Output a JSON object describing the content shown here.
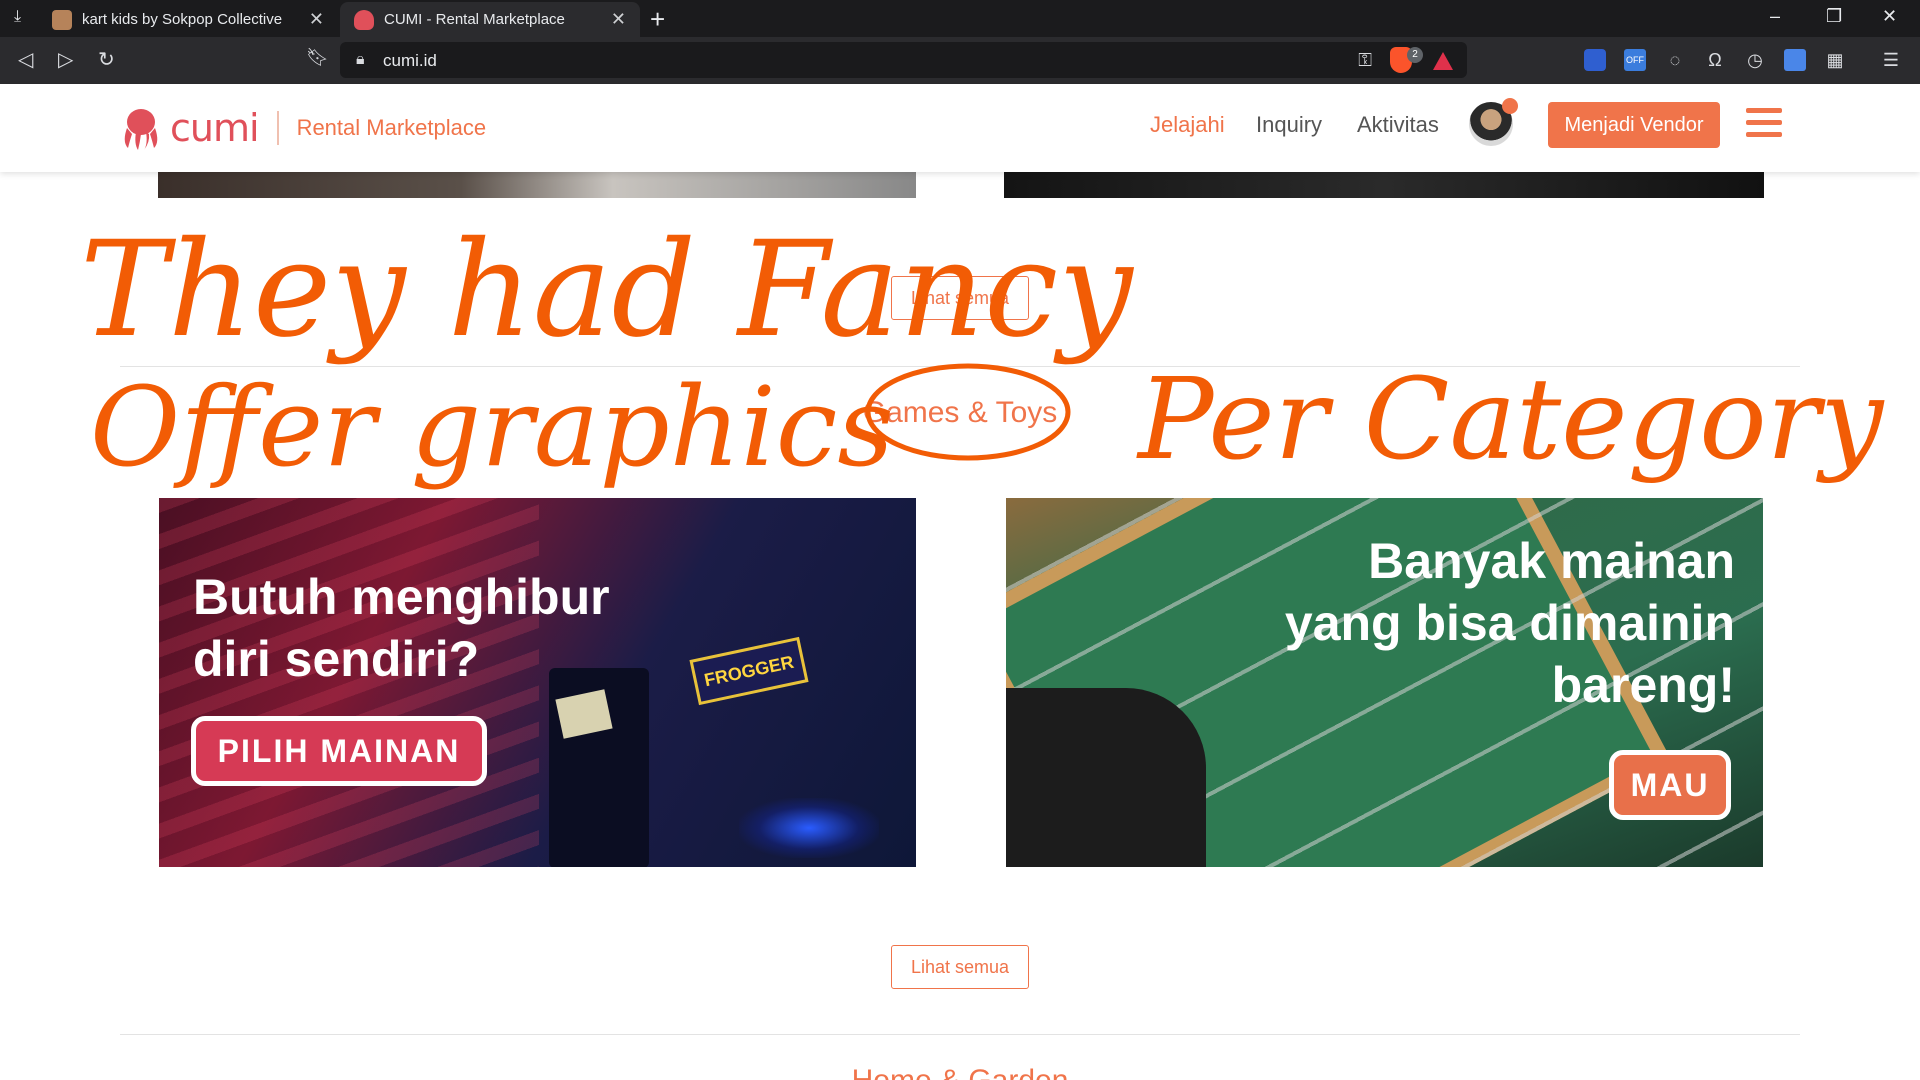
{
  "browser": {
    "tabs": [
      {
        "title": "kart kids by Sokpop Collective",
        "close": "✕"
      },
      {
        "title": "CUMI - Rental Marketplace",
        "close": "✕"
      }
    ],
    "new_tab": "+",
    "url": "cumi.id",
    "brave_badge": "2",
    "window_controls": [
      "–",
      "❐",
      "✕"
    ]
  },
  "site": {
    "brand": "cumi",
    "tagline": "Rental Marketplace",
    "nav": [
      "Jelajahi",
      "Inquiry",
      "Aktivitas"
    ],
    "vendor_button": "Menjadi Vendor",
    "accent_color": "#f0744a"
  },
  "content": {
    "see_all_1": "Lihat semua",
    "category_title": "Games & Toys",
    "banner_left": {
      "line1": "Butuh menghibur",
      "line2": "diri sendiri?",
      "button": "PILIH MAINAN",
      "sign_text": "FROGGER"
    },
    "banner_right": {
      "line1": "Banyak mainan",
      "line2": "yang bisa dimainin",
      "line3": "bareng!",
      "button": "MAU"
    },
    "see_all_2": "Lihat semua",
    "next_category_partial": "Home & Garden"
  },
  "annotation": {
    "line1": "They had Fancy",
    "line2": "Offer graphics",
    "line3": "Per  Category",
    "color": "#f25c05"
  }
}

+++

Could you reproduce every record above exactly, leaving out the pictures?

• [Result of the task]
Output a JSON object describing the content shown here.
{
  "browser": {
    "tabs": [
      {
        "title": "kart kids by Sokpop Collective",
        "close": "✕"
      },
      {
        "title": "CUMI - Rental Marketplace",
        "close": "✕"
      }
    ],
    "new_tab": "+",
    "url": "cumi.id",
    "brave_badge": "2",
    "window_controls": [
      "–",
      "❐",
      "✕"
    ]
  },
  "site": {
    "brand": "cumi",
    "tagline": "Rental Marketplace",
    "nav": [
      "Jelajahi",
      "Inquiry",
      "Aktivitas"
    ],
    "vendor_button": "Menjadi Vendor",
    "accent_color": "#f0744a"
  },
  "content": {
    "see_all_1": "Lihat semua",
    "category_title": "Games & Toys",
    "banner_left": {
      "line1": "Butuh menghibur",
      "line2": "diri sendiri?",
      "button": "PILIH MAINAN",
      "sign_text": "FROGGER"
    },
    "banner_right": {
      "line1": "Banyak mainan",
      "line2": "yang bisa dimainin",
      "line3": "bareng!",
      "button": "MAU"
    },
    "see_all_2": "Lihat semua",
    "next_category_partial": "Home & Garden"
  },
  "annotation": {
    "line1": "They had Fancy",
    "line2": "Offer graphics",
    "line3": "Per  Category",
    "color": "#f25c05"
  }
}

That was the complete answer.